Task objective
How many lines in the entries below contain "true"? Answer with the number only.

Extracted data
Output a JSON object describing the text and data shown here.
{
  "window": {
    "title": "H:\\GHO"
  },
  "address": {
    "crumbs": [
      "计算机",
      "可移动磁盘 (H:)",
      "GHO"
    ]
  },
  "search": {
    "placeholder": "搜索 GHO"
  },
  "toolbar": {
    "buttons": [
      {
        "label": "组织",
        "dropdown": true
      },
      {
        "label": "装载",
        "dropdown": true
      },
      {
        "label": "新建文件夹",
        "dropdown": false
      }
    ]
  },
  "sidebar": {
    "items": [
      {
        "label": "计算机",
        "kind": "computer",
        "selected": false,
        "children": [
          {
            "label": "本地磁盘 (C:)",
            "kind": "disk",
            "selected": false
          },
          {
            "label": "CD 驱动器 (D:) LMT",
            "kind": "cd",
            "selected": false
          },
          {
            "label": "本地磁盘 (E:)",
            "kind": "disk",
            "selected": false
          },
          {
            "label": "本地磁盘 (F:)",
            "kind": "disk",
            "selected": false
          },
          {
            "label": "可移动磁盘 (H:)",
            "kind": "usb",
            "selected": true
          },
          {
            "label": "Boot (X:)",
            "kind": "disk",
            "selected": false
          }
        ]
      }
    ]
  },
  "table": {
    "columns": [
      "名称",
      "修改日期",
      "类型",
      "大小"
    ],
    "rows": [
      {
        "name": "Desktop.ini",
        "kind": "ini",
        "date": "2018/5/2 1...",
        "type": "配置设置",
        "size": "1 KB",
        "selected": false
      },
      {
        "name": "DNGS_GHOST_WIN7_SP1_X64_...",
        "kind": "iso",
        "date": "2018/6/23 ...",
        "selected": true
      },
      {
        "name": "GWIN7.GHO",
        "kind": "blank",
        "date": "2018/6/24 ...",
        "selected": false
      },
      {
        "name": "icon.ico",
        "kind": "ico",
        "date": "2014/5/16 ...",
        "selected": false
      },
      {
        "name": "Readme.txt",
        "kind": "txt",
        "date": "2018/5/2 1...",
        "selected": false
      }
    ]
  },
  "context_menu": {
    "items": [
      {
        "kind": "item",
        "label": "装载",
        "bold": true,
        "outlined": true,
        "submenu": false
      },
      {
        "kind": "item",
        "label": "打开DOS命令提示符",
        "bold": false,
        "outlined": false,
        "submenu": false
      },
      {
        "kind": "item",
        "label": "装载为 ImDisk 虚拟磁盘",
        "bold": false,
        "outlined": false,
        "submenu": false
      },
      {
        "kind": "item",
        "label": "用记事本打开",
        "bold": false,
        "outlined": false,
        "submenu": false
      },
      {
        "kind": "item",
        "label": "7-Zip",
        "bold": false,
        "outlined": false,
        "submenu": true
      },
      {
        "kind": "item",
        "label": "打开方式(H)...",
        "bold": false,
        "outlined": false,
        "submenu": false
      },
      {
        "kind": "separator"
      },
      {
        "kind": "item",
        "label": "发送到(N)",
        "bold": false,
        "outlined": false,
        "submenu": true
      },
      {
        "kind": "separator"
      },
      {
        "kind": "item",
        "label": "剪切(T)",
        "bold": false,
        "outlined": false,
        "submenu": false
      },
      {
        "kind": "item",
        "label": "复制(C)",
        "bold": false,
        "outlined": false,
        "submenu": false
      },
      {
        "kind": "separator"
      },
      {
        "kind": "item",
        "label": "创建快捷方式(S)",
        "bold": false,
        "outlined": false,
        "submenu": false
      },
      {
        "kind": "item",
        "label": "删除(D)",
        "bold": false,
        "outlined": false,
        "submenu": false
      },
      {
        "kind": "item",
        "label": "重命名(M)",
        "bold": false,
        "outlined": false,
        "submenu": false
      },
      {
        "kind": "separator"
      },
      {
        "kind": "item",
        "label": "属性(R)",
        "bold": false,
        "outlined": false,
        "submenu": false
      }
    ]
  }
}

Solution to the problem
8